:: Your goal ::
Repeat every line below exactly, word for word.

********

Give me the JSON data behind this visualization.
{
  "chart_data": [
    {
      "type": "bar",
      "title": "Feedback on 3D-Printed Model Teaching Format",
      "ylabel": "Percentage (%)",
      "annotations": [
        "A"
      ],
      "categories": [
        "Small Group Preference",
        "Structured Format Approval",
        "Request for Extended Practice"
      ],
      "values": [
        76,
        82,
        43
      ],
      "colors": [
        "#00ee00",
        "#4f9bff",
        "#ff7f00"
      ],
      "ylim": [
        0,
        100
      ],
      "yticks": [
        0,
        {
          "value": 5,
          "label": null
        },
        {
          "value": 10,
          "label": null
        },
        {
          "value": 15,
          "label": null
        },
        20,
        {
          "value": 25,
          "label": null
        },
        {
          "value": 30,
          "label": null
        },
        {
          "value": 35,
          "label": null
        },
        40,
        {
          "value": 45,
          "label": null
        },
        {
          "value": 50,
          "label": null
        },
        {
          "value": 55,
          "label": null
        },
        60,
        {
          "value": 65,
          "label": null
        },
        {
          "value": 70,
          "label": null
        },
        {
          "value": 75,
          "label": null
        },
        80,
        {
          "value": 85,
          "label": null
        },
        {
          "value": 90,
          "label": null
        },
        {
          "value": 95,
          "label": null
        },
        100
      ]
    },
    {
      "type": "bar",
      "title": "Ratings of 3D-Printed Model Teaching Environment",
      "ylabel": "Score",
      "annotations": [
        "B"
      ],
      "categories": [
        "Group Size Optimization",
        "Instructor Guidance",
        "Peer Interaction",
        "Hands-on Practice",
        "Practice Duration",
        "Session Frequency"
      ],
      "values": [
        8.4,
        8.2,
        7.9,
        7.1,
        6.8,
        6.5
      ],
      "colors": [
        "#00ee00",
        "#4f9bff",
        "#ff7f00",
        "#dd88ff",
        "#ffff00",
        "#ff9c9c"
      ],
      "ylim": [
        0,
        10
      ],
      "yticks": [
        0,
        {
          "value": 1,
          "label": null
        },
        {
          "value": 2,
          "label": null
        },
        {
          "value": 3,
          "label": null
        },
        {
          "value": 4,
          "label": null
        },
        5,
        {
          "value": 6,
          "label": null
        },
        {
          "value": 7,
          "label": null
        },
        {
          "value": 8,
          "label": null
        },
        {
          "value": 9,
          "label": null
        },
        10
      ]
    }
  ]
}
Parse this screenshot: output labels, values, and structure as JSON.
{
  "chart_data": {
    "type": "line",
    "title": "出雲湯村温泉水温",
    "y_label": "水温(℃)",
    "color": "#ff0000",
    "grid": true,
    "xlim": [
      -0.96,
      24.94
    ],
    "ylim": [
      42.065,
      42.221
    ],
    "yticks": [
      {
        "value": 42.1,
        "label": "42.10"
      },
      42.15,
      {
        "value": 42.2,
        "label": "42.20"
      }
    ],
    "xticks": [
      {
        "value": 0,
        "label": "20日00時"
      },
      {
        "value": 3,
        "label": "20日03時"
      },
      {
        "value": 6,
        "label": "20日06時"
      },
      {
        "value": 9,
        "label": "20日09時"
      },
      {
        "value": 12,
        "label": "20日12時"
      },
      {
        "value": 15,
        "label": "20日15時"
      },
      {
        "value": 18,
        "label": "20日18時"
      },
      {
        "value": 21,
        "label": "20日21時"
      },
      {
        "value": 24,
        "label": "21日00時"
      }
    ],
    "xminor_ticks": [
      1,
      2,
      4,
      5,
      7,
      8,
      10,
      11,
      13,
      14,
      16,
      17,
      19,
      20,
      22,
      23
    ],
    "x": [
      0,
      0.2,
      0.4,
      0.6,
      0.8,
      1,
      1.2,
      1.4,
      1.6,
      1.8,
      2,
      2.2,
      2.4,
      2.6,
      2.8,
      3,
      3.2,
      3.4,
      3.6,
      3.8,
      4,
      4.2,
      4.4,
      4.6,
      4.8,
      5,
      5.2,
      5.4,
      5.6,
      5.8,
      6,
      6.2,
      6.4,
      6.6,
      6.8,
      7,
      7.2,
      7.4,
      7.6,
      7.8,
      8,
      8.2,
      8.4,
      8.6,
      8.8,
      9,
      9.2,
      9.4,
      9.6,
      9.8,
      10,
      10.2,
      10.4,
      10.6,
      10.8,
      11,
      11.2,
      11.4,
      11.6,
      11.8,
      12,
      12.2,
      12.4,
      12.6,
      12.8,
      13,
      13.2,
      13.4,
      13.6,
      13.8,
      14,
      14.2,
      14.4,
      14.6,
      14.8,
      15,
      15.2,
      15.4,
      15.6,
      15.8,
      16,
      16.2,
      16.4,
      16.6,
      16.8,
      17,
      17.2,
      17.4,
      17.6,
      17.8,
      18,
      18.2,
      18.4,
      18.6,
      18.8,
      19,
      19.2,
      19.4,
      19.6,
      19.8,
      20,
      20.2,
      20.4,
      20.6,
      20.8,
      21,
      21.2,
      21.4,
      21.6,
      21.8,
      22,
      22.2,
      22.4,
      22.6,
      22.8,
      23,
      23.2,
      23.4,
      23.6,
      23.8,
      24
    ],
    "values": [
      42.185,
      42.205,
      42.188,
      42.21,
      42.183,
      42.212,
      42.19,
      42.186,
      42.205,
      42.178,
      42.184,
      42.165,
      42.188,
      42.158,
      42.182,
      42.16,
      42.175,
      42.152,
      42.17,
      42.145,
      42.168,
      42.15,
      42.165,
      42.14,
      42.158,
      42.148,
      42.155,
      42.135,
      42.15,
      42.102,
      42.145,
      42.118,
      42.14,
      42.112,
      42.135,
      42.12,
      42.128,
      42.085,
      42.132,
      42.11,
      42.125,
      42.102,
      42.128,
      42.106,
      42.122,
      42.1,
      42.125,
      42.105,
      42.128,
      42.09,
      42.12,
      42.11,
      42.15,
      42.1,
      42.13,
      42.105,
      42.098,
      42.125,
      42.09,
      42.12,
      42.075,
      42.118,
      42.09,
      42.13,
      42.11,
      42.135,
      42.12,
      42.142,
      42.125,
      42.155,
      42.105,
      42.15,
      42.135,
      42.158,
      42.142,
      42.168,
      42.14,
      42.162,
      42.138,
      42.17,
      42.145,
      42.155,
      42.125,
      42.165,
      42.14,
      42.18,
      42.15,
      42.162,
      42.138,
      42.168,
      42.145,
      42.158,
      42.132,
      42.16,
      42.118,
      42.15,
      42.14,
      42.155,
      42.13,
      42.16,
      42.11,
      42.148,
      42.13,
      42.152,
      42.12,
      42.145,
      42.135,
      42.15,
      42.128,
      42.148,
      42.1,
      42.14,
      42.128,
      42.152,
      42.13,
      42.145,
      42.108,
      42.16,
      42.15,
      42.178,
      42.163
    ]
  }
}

********

:: Complete answer ::
Give me the JSON data behind this visualization.
{
  "chart_data": [
    {
      "type": "bar",
      "title": "Feedback on 3D-Printed Model Teaching Format",
      "ylabel": "Percentage (%)",
      "annotations": [
        "A"
      ],
      "categories": [
        "Small Group Preference",
        "Structured Format Approval",
        "Request for Extended Practice"
      ],
      "values": [
        76,
        82,
        43
      ],
      "colors": [
        "#00ee00",
        "#4f9bff",
        "#ff7f00"
      ],
      "ylim": [
        0,
        100
      ],
      "yticks": [
        0,
        {
          "value": 5,
          "label": null
        },
        {
          "value": 10,
          "label": null
        },
        {
          "value": 15,
          "label": null
        },
        20,
        {
          "value": 25,
          "label": null
        },
        {
          "value": 30,
          "label": null
        },
        {
          "value": 35,
          "label": null
        },
        40,
        {
          "value": 45,
          "label": null
        },
        {
          "value": 50,
          "label": null
        },
        {
          "value": 55,
          "label": null
        },
        60,
        {
          "value": 65,
          "label": null
        },
        {
          "value": 70,
          "label": null
        },
        {
          "value": 75,
          "label": null
        },
        80,
        {
          "value": 85,
          "label": null
        },
        {
          "value": 90,
          "label": null
        },
        {
          "value": 95,
          "label": null
        },
        100
      ]
    },
    {
      "type": "bar",
      "title": "Ratings of 3D-Printed Model Teaching Environment",
      "ylabel": "Score",
      "annotations": [
        "B"
      ],
      "categories": [
        "Group Size Optimization",
        "Instructor Guidance",
        "Peer Interaction",
        "Hands-on Practice",
        "Practice Duration",
        "Session Frequency"
      ],
      "values": [
        8.4,
        8.2,
        7.9,
        7.1,
        6.8,
        6.5
      ],
      "colors": [
        "#00ee00",
        "#4f9bff",
        "#ff7f00",
        "#dd88ff",
        "#ffff00",
        "#ff9c9c"
      ],
      "ylim": [
        0,
        10
      ],
      "yticks": [
        0,
        {
          "value": 1,
          "label": null
        },
        {
          "value": 2,
          "label": null
        },
        {
          "value": 3,
          "label": null
        },
        {
          "value": 4,
          "label": null
        },
        5,
        {
          "value": 6,
          "label": null
        },
        {
          "value": 7,
          "label": null
        },
        {
          "value": 8,
          "label": null
        },
        {
          "value": 9,
          "label": null
        },
        10
      ]
    }
  ]
}
Parse this screenshot: output labels, values, and structure as JSON.
{
  "chart_data": {
    "type": "line",
    "title": "出雲湯村温泉水温",
    "y_label": "水温(℃)",
    "color": "#ff0000",
    "grid": true,
    "xlim": [
      -0.96,
      24.94
    ],
    "ylim": [
      42.065,
      42.221
    ],
    "yticks": [
      {
        "value": 42.1,
        "label": "42.10"
      },
      42.15,
      {
        "value": 42.2,
        "label": "42.20"
      }
    ],
    "xticks": [
      {
        "value": 0,
        "label": "20日00時"
      },
      {
        "value": 3,
        "label": "20日03時"
      },
      {
        "value": 6,
        "label": "20日06時"
      },
      {
        "value": 9,
        "label": "20日09時"
      },
      {
        "value": 12,
        "label": "20日12時"
      },
      {
        "value": 15,
        "label": "20日15時"
      },
      {
        "value": 18,
        "label": "20日18時"
      },
      {
        "value": 21,
        "label": "20日21時"
      },
      {
        "value": 24,
        "label": "21日00時"
      }
    ],
    "xminor_ticks": [
      1,
      2,
      4,
      5,
      7,
      8,
      10,
      11,
      13,
      14,
      16,
      17,
      19,
      20,
      22,
      23
    ],
    "x": [
      0,
      0.2,
      0.4,
      0.6,
      0.8,
      1,
      1.2,
      1.4,
      1.6,
      1.8,
      2,
      2.2,
      2.4,
      2.6,
      2.8,
      3,
      3.2,
      3.4,
      3.6,
      3.8,
      4,
      4.2,
      4.4,
      4.6,
      4.8,
      5,
      5.2,
      5.4,
      5.6,
      5.8,
      6,
      6.2,
      6.4,
      6.6,
      6.8,
      7,
      7.2,
      7.4,
      7.6,
      7.8,
      8,
      8.2,
      8.4,
      8.6,
      8.8,
      9,
      9.2,
      9.4,
      9.6,
      9.8,
      10,
      10.2,
      10.4,
      10.6,
      10.8,
      11,
      11.2,
      11.4,
      11.6,
      11.8,
      12,
      12.2,
      12.4,
      12.6,
      12.8,
      13,
      13.2,
      13.4,
      13.6,
      13.8,
      14,
      14.2,
      14.4,
      14.6,
      14.8,
      15,
      15.2,
      15.4,
      15.6,
      15.8,
      16,
      16.2,
      16.4,
      16.6,
      16.8,
      17,
      17.2,
      17.4,
      17.6,
      17.8,
      18,
      18.2,
      18.4,
      18.6,
      18.8,
      19,
      19.2,
      19.4,
      19.6,
      19.8,
      20,
      20.2,
      20.4,
      20.6,
      20.8,
      21,
      21.2,
      21.4,
      21.6,
      21.8,
      22,
      22.2,
      22.4,
      22.6,
      22.8,
      23,
      23.2,
      23.4,
      23.6,
      23.8,
      24
    ],
    "values": [
      42.185,
      42.205,
      42.188,
      42.21,
      42.183,
      42.212,
      42.19,
      42.186,
      42.205,
      42.178,
      42.184,
      42.165,
      42.188,
      42.158,
      42.182,
      42.16,
      42.175,
      42.152,
      42.17,
      42.145,
      42.168,
      42.15,
      42.165,
      42.14,
      42.158,
      42.148,
      42.155,
      42.135,
      42.15,
      42.102,
      42.145,
      42.118,
      42.14,
      42.112,
      42.135,
      42.12,
      42.128,
      42.085,
      42.132,
      42.11,
      42.125,
      42.102,
      42.128,
      42.106,
      42.122,
      42.1,
      42.125,
      42.105,
      42.128,
      42.09,
      42.12,
      42.11,
      42.15,
      42.1,
      42.13,
      42.105,
      42.098,
      42.125,
      42.09,
      42.12,
      42.075,
      42.118,
      42.09,
      42.13,
      42.11,
      42.135,
      42.12,
      42.142,
      42.125,
      42.155,
      42.105,
      42.15,
      42.135,
      42.158,
      42.142,
      42.168,
      42.14,
      42.162,
      42.138,
      42.17,
      42.145,
      42.155,
      42.125,
      42.165,
      42.14,
      42.18,
      42.15,
      42.162,
      42.138,
      42.168,
      42.145,
      42.158,
      42.132,
      42.16,
      42.118,
      42.15,
      42.14,
      42.155,
      42.13,
      42.16,
      42.11,
      42.148,
      42.13,
      42.152,
      42.12,
      42.145,
      42.135,
      42.15,
      42.128,
      42.148,
      42.1,
      42.14,
      42.128,
      42.152,
      42.13,
      42.145,
      42.108,
      42.16,
      42.15,
      42.178,
      42.163
    ]
  }
}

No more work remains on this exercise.